#### EXTRACTED ENTRIES ####

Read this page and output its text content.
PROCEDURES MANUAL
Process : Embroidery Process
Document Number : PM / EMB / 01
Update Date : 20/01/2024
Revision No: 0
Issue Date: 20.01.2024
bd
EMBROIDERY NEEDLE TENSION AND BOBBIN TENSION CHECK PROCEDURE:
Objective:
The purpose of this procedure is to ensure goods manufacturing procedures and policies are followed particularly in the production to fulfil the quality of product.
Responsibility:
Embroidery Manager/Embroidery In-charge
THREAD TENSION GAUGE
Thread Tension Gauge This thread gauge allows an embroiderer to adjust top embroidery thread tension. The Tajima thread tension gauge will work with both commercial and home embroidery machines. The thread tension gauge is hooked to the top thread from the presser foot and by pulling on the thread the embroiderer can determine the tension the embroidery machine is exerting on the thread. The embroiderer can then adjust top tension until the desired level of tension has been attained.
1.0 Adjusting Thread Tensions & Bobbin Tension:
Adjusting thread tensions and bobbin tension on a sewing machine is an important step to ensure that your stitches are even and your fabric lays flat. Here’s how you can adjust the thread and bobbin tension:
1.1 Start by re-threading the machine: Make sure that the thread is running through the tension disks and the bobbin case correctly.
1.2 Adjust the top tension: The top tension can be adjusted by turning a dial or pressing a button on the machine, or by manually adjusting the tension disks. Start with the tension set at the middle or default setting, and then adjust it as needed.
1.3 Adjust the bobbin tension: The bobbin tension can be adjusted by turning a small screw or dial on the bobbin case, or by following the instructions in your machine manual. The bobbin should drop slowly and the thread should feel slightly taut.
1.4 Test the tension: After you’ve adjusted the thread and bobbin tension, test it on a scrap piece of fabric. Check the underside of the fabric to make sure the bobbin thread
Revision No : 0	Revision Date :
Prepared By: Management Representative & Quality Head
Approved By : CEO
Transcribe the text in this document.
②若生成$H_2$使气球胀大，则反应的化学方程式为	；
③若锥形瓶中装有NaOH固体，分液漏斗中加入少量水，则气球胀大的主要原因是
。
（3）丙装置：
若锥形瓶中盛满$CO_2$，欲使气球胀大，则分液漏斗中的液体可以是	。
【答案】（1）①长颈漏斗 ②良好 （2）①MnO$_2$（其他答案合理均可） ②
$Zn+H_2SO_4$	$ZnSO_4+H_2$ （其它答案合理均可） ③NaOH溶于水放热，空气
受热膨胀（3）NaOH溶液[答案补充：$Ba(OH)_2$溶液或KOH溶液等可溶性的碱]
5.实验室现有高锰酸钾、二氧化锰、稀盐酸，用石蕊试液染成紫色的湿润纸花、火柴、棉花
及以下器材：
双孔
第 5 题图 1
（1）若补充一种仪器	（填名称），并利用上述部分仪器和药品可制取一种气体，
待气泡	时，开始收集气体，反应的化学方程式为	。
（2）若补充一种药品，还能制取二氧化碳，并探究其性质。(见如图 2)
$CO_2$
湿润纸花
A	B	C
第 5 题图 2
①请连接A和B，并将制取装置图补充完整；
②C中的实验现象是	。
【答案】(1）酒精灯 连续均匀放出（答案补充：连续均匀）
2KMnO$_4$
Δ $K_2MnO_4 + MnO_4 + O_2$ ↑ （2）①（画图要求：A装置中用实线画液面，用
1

####

» **PROBLEM**:
Write out every line from the entries where "Date" appears.

» **THE SOLUTION**:
Update Date : 20/01/2024
Issue Date: 20.01.2024
Revision No : 0	Revision Date :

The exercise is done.